::: Information provided

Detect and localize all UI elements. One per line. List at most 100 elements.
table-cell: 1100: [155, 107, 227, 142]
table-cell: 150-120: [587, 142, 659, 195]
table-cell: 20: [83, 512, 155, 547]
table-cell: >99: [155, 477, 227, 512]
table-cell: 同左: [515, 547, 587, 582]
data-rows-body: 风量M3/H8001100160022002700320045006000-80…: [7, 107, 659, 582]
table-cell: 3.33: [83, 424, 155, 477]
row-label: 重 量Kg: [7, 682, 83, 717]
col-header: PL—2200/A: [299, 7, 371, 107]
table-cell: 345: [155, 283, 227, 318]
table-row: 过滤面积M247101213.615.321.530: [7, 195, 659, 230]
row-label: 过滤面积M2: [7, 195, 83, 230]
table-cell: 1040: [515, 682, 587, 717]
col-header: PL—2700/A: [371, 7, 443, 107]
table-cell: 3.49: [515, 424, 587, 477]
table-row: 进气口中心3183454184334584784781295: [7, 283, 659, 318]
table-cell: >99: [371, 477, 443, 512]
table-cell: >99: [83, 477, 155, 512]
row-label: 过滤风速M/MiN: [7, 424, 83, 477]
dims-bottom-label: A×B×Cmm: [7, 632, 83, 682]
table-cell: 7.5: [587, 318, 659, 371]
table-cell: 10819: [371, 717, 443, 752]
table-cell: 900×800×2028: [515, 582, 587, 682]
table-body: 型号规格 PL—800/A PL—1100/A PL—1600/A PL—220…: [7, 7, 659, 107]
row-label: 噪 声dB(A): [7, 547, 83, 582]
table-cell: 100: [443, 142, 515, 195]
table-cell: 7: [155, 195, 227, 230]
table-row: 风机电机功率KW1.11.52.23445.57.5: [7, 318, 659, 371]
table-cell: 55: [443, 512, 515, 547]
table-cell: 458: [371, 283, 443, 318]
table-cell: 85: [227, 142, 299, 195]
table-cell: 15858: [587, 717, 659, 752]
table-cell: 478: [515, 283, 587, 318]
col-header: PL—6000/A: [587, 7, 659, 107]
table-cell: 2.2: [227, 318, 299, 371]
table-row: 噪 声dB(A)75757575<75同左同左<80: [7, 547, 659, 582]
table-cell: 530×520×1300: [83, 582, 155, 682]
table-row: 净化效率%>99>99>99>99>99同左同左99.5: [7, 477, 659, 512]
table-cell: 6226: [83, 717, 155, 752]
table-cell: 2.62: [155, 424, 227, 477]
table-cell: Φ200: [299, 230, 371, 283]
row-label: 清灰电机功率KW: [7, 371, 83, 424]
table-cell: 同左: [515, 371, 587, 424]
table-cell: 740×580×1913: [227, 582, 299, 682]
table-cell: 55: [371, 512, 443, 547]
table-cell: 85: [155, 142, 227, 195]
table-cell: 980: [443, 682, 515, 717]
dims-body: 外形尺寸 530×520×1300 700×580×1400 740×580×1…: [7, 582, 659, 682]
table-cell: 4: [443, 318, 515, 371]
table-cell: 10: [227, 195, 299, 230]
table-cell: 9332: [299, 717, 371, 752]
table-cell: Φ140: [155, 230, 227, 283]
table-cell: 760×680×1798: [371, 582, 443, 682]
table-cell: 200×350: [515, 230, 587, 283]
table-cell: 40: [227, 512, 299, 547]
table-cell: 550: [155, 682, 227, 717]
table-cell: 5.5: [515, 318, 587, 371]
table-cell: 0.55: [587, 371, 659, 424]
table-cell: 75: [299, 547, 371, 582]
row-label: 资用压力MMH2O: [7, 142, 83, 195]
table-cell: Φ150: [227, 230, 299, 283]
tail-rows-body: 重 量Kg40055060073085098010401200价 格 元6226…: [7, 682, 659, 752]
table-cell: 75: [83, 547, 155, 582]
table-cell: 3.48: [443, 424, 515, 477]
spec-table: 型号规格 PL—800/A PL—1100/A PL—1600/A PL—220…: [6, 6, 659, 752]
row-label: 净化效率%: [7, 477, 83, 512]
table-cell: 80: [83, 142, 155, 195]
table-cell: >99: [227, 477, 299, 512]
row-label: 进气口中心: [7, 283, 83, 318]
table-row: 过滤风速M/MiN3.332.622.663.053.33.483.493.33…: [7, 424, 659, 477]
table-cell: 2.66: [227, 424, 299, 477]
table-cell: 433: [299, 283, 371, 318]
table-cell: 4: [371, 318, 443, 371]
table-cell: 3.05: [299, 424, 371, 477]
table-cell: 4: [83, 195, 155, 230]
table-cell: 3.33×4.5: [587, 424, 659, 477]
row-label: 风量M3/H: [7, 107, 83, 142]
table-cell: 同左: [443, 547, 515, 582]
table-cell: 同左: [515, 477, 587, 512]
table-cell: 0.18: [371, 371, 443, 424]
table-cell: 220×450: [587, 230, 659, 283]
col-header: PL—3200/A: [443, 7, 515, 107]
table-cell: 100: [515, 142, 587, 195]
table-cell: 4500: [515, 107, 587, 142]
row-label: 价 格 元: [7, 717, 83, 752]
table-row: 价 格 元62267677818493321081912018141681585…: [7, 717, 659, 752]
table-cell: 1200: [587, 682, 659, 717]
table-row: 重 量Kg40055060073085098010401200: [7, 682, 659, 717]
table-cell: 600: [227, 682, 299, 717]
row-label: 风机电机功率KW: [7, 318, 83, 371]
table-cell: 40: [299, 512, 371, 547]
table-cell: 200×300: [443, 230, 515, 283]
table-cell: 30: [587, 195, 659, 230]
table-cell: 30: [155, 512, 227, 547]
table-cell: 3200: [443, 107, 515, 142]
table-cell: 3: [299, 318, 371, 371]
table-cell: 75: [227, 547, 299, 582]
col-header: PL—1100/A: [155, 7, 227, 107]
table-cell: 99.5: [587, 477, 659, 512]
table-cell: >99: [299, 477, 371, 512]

::::::

• What is needed:
Please reproduce every one of the entries above word for word, keeping each on its own line in the same order.

• Final result:
Detect and localize all UI elements. One per line. List at most 100 elements.
table-cell: 1100: [155, 107, 227, 142]
table-cell: 150-120: [587, 142, 659, 195]
table-cell: 20: [83, 512, 155, 547]
table-cell: >99: [155, 477, 227, 512]
table-cell: 同左: [515, 547, 587, 582]
data-rows-body: 风量M3/H8001100160022002700320045006000-80…: [7, 107, 659, 582]
table-cell: 3.33: [83, 424, 155, 477]
row-label: 重 量Kg: [7, 682, 83, 717]
col-header: PL—2200/A: [299, 7, 371, 107]
table-cell: 345: [155, 283, 227, 318]
table-row: 过滤面积M247101213.615.321.530: [7, 195, 659, 230]
row-label: 过滤面积M2: [7, 195, 83, 230]
table-cell: 1040: [515, 682, 587, 717]
col-header: PL—2700/A: [371, 7, 443, 107]
table-cell: 3.49: [515, 424, 587, 477]
table-row: 进气口中心3183454184334584784781295: [7, 283, 659, 318]
table-cell: >99: [371, 477, 443, 512]
table-cell: >99: [83, 477, 155, 512]
row-label: 过滤风速M/MiN: [7, 424, 83, 477]
dims-bottom-label: A×B×Cmm: [7, 632, 83, 682]
table-cell: 7.5: [587, 318, 659, 371]
table-cell: 10819: [371, 717, 443, 752]
table-cell: 900×800×2028: [515, 582, 587, 682]
table-body: 型号规格 PL—800/A PL—1100/A PL—1600/A PL—220…: [7, 7, 659, 107]
row-label: 噪 声dB(A): [7, 547, 83, 582]
table-cell: 100: [443, 142, 515, 195]
table-cell: 7: [155, 195, 227, 230]
table-row: 风机电机功率KW1.11.52.23445.57.5: [7, 318, 659, 371]
table-cell: 55: [443, 512, 515, 547]
table-cell: 458: [371, 283, 443, 318]
table-cell: 85: [227, 142, 299, 195]
table-cell: 15858: [587, 717, 659, 752]
table-cell: 478: [515, 283, 587, 318]
col-header: PL—6000/A: [587, 7, 659, 107]
table-cell: 2.2: [227, 318, 299, 371]
table-row: 噪 声dB(A)75757575<75同左同左<80: [7, 547, 659, 582]
table-cell: 530×520×1300: [83, 582, 155, 682]
table-row: 净化效率%>99>99>99>99>99同左同左99.5: [7, 477, 659, 512]
table-cell: 6226: [83, 717, 155, 752]
table-cell: 2.62: [155, 424, 227, 477]
table-cell: Φ200: [299, 230, 371, 283]
row-label: 清灰电机功率KW: [7, 371, 83, 424]
table-cell: 同左: [515, 371, 587, 424]
table-cell: 740×580×1913: [227, 582, 299, 682]
table-cell: 55: [371, 512, 443, 547]
table-cell: 85: [155, 142, 227, 195]
table-cell: 980: [443, 682, 515, 717]
dims-body: 外形尺寸 530×520×1300 700×580×1400 740×580×1…: [7, 582, 659, 682]
table-cell: 4: [443, 318, 515, 371]
table-cell: 10: [227, 195, 299, 230]
table-cell: 9332: [299, 717, 371, 752]
table-cell: Φ140: [155, 230, 227, 283]
table-cell: 760×680×1798: [371, 582, 443, 682]
table-cell: 200×350: [515, 230, 587, 283]
table-cell: 40: [227, 512, 299, 547]
table-cell: 550: [155, 682, 227, 717]
table-cell: 5.5: [515, 318, 587, 371]
table-cell: 0.55: [587, 371, 659, 424]
table-cell: 75: [299, 547, 371, 582]
row-label: 资用压力MMH2O: [7, 142, 83, 195]
table-cell: Φ150: [227, 230, 299, 283]
tail-rows-body: 重 量Kg40055060073085098010401200价 格 元6226…: [7, 682, 659, 752]
table-cell: 75: [83, 547, 155, 582]
table-cell: 3.48: [443, 424, 515, 477]
spec-table: 型号规格 PL—800/A PL—1100/A PL—1600/A PL—220…: [6, 6, 659, 752]
row-label: 净化效率%: [7, 477, 83, 512]
table-cell: 80: [83, 142, 155, 195]
table-cell: >99: [227, 477, 299, 512]
row-label: 进气口中心: [7, 283, 83, 318]
table-row: 过滤风速M/MiN3.332.622.663.053.33.483.493.33…: [7, 424, 659, 477]
table-cell: 2.66: [227, 424, 299, 477]
table-cell: 433: [299, 283, 371, 318]
table-cell: 4: [371, 318, 443, 371]
table-cell: 3.05: [299, 424, 371, 477]
table-cell: 4: [83, 195, 155, 230]
table-cell: 3.33×4.5: [587, 424, 659, 477]
row-label: 风量M3/H: [7, 107, 83, 142]
table-cell: 同左: [443, 547, 515, 582]
table-cell: 同左: [515, 477, 587, 512]
table-cell: 0.18: [371, 371, 443, 424]
table-cell: 220×450: [587, 230, 659, 283]
col-header: PL—3200/A: [443, 7, 515, 107]
table-cell: 100: [515, 142, 587, 195]
table-cell: 4500: [515, 107, 587, 142]
row-label: 价 格 元: [7, 717, 83, 752]
table-row: 价 格 元62267677818493321081912018141681585…: [7, 717, 659, 752]
table-cell: 1200: [587, 682, 659, 717]
table-row: 重 量Kg40055060073085098010401200: [7, 682, 659, 717]
table-cell: 600: [227, 682, 299, 717]
row-label: 风机电机功率KW: [7, 318, 83, 371]
table-cell: 40: [299, 512, 371, 547]
table-cell: 200×300: [443, 230, 515, 283]
table-cell: 30: [587, 195, 659, 230]
table-cell: 30: [155, 512, 227, 547]
table-cell: 3200: [443, 107, 515, 142]
table-cell: 3: [299, 318, 371, 371]
table-cell: 75: [227, 547, 299, 582]
col-header: PL—1100/A: [155, 7, 227, 107]
table-cell: 99.5: [587, 477, 659, 512]
table-cell: >99: [299, 477, 371, 512]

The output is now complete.